Exercise prompt: Check each line of the listing, and copy it if it contains the word "JSON".

● ● ● ●

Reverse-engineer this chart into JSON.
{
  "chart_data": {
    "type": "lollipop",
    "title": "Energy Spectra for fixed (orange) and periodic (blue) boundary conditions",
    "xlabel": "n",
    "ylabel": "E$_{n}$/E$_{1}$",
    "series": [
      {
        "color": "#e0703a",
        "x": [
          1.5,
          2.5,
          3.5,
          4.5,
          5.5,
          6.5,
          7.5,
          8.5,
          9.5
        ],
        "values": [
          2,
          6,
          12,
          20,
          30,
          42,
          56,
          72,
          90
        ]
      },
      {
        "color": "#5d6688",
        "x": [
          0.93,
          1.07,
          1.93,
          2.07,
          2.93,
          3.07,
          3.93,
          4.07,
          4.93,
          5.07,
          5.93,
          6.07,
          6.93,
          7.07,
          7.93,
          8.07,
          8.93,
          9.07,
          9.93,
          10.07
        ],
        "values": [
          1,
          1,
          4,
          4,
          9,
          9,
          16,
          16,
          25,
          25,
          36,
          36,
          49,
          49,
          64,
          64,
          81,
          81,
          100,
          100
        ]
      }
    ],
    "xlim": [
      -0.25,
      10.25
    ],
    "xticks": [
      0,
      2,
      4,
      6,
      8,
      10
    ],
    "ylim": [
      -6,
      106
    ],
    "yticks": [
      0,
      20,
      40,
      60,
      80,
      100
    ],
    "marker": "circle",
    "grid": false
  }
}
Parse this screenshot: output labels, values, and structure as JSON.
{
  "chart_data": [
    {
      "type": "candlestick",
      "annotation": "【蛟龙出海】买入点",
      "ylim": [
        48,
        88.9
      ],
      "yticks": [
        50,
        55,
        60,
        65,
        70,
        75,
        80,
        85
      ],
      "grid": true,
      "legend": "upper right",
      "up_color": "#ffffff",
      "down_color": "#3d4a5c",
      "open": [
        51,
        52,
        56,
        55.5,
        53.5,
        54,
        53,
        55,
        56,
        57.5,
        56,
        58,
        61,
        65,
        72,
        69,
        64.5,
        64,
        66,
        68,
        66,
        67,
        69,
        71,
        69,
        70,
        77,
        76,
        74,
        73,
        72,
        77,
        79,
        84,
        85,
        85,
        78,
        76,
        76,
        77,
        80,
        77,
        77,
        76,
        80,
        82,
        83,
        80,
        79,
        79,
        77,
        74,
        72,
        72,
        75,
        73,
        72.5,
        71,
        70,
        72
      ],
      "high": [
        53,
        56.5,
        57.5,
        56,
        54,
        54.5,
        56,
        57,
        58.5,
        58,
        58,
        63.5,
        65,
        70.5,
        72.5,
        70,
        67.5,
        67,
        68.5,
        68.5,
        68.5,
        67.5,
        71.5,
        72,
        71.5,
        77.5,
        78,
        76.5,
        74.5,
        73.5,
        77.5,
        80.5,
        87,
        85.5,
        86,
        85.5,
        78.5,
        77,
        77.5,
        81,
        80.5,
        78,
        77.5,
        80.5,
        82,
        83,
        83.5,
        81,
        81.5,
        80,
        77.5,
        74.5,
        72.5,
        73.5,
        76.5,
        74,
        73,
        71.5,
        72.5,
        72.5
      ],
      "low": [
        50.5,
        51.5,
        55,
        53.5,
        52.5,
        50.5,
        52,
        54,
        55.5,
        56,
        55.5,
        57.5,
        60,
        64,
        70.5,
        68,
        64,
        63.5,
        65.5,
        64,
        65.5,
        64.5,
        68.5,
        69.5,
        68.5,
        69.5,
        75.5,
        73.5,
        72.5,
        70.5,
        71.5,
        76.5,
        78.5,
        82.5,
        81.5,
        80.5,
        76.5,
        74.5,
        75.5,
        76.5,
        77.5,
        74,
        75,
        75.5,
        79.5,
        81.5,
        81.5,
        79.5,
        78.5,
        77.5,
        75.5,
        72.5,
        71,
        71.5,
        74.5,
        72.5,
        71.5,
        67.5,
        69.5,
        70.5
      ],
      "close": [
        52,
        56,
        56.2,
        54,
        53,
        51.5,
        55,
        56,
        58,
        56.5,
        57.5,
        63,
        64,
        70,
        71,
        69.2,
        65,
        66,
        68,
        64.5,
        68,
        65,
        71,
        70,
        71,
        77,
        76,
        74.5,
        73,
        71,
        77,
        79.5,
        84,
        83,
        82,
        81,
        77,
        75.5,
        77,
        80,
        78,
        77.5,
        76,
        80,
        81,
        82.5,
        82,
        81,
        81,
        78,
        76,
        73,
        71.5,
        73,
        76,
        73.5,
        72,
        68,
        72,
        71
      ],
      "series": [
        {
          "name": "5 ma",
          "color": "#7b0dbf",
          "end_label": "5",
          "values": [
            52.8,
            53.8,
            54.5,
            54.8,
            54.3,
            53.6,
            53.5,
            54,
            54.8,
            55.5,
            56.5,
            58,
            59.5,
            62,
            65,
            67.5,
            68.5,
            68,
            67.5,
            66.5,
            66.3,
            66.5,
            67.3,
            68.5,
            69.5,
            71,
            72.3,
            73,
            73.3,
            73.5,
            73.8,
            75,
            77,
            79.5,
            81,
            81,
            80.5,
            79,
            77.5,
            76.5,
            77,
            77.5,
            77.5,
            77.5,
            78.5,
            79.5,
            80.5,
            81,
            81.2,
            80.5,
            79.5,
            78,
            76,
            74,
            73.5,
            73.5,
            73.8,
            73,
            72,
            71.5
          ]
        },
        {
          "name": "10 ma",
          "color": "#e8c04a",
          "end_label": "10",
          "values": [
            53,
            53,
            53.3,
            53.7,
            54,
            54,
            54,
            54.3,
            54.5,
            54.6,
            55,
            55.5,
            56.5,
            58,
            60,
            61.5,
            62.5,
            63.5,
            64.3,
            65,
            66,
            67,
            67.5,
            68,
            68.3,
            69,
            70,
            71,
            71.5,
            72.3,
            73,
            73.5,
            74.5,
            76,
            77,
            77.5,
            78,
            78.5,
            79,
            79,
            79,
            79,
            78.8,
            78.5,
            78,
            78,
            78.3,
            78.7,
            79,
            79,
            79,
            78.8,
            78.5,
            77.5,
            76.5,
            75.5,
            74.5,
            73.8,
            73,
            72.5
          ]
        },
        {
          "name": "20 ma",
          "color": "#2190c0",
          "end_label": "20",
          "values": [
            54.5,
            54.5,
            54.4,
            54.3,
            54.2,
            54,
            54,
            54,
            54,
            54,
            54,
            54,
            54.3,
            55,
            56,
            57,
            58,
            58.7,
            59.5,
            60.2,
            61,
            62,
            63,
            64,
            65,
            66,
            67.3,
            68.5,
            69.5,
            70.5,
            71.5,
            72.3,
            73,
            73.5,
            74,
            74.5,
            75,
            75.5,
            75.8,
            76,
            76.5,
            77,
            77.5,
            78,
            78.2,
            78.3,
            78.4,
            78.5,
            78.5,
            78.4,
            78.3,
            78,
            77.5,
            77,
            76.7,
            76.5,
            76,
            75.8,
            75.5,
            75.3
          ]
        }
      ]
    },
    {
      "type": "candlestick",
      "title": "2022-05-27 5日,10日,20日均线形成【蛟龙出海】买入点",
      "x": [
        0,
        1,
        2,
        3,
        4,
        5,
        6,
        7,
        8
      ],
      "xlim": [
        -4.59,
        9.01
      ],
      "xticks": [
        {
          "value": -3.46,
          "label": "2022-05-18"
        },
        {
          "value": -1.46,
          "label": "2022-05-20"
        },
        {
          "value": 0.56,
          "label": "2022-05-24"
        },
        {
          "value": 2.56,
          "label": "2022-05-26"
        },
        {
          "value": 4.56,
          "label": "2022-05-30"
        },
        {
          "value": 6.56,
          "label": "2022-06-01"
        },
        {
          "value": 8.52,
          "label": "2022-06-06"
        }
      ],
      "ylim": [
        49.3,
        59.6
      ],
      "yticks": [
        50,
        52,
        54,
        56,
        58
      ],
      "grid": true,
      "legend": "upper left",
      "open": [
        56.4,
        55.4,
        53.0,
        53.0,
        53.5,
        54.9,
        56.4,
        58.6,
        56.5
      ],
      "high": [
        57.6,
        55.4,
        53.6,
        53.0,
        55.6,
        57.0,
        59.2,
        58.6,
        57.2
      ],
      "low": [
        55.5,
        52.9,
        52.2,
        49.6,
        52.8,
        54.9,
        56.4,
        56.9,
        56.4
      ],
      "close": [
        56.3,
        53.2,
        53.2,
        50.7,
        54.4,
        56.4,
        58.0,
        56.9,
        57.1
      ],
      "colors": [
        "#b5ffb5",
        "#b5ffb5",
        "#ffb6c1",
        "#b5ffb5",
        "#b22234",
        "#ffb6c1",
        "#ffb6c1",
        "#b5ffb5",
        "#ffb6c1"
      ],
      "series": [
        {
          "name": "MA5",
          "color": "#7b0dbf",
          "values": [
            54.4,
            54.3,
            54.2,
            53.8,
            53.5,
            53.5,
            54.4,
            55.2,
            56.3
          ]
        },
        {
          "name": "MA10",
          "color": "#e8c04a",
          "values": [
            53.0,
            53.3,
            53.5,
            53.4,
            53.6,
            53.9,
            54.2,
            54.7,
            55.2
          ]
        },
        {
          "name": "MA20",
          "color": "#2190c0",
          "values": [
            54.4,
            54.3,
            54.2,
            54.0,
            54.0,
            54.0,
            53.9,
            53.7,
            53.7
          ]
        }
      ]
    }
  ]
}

● ● ● ●

Full response:
Reverse-engineer this chart into JSON.
Parse this screenshot: output labels, values, and structure as JSON.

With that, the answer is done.